WORK TO COMPLETE ->
You are to retype all of the data exactly as it appears.

PROVIDED DATA ->
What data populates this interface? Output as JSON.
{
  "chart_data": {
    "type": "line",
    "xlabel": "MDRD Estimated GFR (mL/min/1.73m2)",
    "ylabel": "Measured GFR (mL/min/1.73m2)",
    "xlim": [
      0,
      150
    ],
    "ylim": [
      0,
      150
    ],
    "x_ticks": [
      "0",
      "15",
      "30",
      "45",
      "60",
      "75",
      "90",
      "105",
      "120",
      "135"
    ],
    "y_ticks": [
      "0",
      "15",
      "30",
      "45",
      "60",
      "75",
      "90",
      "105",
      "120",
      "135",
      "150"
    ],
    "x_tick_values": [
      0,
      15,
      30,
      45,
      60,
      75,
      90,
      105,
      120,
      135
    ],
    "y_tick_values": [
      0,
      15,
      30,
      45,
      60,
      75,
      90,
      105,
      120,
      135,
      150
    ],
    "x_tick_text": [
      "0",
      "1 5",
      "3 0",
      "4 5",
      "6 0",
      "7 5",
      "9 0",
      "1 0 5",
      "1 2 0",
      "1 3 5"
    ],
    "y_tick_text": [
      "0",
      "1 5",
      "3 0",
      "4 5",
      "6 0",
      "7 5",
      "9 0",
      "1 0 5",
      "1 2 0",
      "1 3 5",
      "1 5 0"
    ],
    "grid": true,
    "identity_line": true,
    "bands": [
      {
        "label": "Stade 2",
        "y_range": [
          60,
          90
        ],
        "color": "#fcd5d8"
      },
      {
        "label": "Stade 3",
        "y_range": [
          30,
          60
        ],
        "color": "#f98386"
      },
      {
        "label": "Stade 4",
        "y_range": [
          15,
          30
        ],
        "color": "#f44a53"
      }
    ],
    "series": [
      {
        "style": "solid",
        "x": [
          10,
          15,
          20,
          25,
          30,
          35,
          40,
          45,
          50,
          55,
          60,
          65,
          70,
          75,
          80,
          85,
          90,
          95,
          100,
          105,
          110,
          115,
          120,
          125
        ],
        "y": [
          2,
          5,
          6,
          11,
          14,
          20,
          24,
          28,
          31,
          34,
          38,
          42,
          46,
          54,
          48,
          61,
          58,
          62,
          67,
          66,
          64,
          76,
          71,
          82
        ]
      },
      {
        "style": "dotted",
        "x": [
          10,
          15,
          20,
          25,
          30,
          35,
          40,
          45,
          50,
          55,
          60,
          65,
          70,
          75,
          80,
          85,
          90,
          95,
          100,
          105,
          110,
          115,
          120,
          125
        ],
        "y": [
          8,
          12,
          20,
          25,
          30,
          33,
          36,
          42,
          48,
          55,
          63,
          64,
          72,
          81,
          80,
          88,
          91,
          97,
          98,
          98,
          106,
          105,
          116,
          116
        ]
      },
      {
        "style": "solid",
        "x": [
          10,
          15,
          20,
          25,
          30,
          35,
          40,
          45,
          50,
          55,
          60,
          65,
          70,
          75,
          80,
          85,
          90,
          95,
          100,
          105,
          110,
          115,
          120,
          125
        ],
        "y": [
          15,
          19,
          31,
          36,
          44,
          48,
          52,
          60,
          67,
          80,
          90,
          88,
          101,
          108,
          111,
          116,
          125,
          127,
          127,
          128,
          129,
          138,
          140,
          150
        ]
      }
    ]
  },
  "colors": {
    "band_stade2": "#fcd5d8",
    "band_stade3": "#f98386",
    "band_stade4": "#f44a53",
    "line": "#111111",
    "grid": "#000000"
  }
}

SOLUTION TO THE EXERCISE ->
What data populates this interface? Output as JSON.
{
  "chart_data": {
    "type": "line",
    "xlabel": "MDRD Estimated GFR (mL/min/1.73m2)",
    "ylabel": "Measured GFR (mL/min/1.73m2)",
    "xlim": [
      0,
      150
    ],
    "ylim": [
      0,
      150
    ],
    "x_ticks": [
      "0",
      "15",
      "30",
      "45",
      "60",
      "75",
      "90",
      "105",
      "120",
      "135"
    ],
    "y_ticks": [
      "0",
      "15",
      "30",
      "45",
      "60",
      "75",
      "90",
      "105",
      "120",
      "135",
      "150"
    ],
    "x_tick_values": [
      0,
      15,
      30,
      45,
      60,
      75,
      90,
      105,
      120,
      135
    ],
    "y_tick_values": [
      0,
      15,
      30,
      45,
      60,
      75,
      90,
      105,
      120,
      135,
      150
    ],
    "x_tick_text": [
      "0",
      "1 5",
      "3 0",
      "4 5",
      "6 0",
      "7 5",
      "9 0",
      "1 0 5",
      "1 2 0",
      "1 3 5"
    ],
    "y_tick_text": [
      "0",
      "1 5",
      "3 0",
      "4 5",
      "6 0",
      "7 5",
      "9 0",
      "1 0 5",
      "1 2 0",
      "1 3 5",
      "1 5 0"
    ],
    "grid": true,
    "identity_line": true,
    "bands": [
      {
        "label": "Stade 2",
        "y_range": [
          60,
          90
        ],
        "color": "#fcd5d8"
      },
      {
        "label": "Stade 3",
        "y_range": [
          30,
          60
        ],
        "color": "#f98386"
      },
      {
        "label": "Stade 4",
        "y_range": [
          15,
          30
        ],
        "color": "#f44a53"
      }
    ],
    "series": [
      {
        "style": "solid",
        "x": [
          10,
          15,
          20,
          25,
          30,
          35,
          40,
          45,
          50,
          55,
          60,
          65,
          70,
          75,
          80,
          85,
          90,
          95,
          100,
          105,
          110,
          115,
          120,
          125
        ],
        "y": [
          2,
          5,
          6,
          11,
          14,
          20,
          24,
          28,
          31,
          34,
          38,
          42,
          46,
          54,
          48,
          61,
          58,
          62,
          67,
          66,
          64,
          76,
          71,
          82
        ]
      },
      {
        "style": "dotted",
        "x": [
          10,
          15,
          20,
          25,
          30,
          35,
          40,
          45,
          50,
          55,
          60,
          65,
          70,
          75,
          80,
          85,
          90,
          95,
          100,
          105,
          110,
          115,
          120,
          125
        ],
        "y": [
          8,
          12,
          20,
          25,
          30,
          33,
          36,
          42,
          48,
          55,
          63,
          64,
          72,
          81,
          80,
          88,
          91,
          97,
          98,
          98,
          106,
          105,
          116,
          116
        ]
      },
      {
        "style": "solid",
        "x": [
          10,
          15,
          20,
          25,
          30,
          35,
          40,
          45,
          50,
          55,
          60,
          65,
          70,
          75,
          80,
          85,
          90,
          95,
          100,
          105,
          110,
          115,
          120,
          125
        ],
        "y": [
          15,
          19,
          31,
          36,
          44,
          48,
          52,
          60,
          67,
          80,
          90,
          88,
          101,
          108,
          111,
          116,
          125,
          127,
          127,
          128,
          129,
          138,
          140,
          150
        ]
      }
    ]
  },
  "colors": {
    "band_stade2": "#fcd5d8",
    "band_stade3": "#f98386",
    "band_stade4": "#f44a53",
    "line": "#111111",
    "grid": "#000000"
  }
}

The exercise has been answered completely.